▸ WHAT TO PRODUCE
Copy all lines that contain the word "level".
┏━━
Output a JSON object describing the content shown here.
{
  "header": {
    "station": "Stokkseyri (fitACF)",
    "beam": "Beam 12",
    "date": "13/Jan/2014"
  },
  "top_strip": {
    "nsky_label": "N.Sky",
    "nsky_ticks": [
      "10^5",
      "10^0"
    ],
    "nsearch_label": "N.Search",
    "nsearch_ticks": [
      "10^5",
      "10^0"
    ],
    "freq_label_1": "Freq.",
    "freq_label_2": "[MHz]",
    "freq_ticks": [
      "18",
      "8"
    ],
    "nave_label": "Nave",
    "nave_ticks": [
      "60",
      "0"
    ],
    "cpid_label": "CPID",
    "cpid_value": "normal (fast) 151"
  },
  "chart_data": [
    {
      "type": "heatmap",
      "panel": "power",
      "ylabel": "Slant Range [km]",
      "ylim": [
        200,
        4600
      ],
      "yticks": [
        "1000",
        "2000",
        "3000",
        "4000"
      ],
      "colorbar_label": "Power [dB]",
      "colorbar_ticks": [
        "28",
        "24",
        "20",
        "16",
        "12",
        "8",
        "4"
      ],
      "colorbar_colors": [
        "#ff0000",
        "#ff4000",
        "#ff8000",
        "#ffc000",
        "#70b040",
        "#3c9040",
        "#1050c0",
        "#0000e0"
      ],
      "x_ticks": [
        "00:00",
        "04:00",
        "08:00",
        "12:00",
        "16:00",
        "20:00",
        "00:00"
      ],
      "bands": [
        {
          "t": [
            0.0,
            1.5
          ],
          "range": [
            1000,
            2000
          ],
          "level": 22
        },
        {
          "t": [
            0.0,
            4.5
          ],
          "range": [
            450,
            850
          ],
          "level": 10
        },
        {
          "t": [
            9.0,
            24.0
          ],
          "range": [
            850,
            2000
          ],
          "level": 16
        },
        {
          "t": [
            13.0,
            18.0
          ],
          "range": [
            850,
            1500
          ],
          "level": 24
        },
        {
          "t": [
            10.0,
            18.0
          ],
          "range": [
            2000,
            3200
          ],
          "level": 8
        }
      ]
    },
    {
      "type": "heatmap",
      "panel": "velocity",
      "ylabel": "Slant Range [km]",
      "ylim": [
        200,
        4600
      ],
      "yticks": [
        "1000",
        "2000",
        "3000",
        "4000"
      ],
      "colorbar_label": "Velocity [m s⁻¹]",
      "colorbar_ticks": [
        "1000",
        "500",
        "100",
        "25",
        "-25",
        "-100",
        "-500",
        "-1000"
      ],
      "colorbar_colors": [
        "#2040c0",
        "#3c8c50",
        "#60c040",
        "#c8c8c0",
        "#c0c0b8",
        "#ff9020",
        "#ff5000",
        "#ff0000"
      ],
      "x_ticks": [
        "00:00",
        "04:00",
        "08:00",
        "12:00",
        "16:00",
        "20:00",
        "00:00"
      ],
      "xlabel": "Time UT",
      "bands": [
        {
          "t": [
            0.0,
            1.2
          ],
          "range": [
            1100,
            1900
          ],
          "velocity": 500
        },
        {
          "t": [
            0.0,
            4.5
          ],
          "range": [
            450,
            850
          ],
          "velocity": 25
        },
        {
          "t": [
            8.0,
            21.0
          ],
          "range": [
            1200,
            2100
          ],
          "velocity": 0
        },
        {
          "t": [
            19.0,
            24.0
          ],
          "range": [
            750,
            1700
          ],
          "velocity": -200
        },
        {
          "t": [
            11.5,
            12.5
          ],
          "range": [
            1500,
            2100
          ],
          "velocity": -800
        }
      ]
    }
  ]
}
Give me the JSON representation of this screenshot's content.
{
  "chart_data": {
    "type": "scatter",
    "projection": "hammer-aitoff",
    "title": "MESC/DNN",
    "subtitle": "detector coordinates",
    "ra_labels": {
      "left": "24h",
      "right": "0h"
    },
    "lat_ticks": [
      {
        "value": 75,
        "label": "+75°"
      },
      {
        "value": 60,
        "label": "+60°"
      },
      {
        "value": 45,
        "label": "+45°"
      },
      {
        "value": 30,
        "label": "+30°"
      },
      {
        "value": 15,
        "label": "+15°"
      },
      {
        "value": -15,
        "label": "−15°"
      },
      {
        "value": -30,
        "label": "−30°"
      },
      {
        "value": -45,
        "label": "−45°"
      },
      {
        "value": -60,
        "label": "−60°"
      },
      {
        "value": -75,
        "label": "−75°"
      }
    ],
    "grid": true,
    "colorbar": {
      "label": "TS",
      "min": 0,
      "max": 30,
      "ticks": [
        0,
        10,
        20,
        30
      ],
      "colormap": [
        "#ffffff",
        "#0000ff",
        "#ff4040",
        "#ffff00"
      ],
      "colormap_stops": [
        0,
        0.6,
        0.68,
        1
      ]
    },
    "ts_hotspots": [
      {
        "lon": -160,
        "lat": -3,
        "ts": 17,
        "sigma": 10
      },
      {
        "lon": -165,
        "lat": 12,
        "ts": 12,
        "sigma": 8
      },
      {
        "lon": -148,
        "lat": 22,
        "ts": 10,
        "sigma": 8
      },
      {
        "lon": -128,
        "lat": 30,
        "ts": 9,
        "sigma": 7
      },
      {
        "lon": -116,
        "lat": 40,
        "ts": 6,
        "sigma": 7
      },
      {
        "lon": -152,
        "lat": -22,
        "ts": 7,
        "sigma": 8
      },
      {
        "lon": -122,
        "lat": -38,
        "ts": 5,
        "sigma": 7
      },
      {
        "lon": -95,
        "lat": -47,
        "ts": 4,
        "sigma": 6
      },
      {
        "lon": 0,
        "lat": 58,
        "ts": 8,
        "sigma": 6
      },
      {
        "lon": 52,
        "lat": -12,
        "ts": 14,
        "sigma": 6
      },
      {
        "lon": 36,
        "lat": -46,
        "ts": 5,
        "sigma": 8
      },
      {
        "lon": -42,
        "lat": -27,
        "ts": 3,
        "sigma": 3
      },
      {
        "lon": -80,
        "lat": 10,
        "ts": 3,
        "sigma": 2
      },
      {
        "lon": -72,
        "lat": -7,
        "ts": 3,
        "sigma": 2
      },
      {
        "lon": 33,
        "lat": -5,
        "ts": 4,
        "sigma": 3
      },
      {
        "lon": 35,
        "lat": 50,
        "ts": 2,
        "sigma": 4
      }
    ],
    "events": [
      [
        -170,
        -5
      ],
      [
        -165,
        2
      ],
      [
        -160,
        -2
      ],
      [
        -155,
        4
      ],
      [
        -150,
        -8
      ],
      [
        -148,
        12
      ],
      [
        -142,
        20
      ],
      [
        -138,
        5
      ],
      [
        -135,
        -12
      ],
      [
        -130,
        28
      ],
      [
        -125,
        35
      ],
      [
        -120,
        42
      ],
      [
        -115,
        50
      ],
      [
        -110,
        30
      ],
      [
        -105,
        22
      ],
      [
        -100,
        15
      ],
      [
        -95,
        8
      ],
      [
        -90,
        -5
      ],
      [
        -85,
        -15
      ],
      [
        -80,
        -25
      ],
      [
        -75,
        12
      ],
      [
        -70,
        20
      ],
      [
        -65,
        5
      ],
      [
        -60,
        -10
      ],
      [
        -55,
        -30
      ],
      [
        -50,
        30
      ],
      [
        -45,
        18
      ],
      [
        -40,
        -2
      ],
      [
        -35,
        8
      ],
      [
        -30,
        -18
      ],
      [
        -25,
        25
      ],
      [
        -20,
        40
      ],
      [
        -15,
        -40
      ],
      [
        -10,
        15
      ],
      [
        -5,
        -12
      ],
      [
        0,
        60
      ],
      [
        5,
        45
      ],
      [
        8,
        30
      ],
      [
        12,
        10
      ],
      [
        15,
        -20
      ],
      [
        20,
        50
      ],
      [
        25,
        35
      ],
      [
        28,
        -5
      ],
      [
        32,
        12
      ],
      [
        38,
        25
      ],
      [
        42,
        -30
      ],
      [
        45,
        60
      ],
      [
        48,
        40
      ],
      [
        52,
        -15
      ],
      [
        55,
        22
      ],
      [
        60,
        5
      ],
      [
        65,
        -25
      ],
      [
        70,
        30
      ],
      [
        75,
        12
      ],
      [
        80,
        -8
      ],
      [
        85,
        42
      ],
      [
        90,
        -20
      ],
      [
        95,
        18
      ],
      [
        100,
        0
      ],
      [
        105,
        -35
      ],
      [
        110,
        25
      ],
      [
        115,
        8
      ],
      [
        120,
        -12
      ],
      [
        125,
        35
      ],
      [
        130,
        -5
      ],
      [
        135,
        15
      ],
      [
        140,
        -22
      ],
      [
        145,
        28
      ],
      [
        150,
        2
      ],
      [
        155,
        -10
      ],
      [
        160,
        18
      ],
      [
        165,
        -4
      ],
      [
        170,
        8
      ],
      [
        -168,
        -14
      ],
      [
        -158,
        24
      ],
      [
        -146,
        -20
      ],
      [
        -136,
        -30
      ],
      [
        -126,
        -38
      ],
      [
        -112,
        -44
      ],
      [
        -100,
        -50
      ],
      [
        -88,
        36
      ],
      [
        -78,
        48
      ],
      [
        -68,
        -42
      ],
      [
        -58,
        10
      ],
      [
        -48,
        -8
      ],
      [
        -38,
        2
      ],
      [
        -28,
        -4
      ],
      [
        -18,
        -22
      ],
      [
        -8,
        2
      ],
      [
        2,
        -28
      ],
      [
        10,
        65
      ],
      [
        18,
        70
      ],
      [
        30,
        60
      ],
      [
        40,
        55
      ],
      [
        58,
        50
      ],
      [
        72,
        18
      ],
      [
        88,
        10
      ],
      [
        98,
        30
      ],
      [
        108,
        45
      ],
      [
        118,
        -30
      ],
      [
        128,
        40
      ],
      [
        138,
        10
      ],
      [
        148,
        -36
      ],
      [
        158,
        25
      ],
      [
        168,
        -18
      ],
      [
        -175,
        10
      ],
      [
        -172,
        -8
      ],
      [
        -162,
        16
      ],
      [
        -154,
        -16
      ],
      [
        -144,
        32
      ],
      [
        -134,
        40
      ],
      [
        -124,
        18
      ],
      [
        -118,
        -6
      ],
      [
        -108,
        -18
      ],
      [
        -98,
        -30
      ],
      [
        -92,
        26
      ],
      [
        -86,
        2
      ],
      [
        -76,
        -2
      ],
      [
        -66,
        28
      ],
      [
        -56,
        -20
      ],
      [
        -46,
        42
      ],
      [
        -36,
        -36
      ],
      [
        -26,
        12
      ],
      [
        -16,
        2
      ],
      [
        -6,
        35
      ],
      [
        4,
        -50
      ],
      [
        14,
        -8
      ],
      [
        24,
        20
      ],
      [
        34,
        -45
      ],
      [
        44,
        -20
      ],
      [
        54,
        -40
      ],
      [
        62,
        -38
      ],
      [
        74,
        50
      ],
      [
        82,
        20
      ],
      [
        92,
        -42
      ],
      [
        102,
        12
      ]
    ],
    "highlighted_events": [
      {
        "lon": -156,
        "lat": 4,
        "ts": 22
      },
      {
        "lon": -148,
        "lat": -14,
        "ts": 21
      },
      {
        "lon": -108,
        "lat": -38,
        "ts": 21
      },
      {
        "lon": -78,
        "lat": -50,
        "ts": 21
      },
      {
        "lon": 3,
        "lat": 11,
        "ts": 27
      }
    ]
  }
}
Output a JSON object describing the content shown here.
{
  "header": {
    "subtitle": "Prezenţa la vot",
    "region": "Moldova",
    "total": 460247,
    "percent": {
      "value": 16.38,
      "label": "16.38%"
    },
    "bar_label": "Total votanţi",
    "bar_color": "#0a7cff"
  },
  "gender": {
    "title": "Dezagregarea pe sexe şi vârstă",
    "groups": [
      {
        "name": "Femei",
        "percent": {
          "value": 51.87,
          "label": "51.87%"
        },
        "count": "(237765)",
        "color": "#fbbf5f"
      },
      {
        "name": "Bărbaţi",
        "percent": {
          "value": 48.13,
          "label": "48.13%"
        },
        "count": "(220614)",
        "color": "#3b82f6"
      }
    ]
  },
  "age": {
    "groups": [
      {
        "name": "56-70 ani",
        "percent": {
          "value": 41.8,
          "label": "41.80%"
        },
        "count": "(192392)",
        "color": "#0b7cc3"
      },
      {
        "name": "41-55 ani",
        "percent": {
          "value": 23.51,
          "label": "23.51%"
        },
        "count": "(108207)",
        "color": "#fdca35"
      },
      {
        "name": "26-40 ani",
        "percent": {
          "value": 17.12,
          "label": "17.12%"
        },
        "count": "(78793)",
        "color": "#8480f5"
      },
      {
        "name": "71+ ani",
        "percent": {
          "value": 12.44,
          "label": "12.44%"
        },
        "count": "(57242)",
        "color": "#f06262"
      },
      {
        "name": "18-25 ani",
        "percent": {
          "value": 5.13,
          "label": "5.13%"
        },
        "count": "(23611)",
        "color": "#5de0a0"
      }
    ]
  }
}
┗━━
▸ ANSWER IN FULL
          "level": 22
          "level": 10
          "level": 16
          "level": 24
          "level": 8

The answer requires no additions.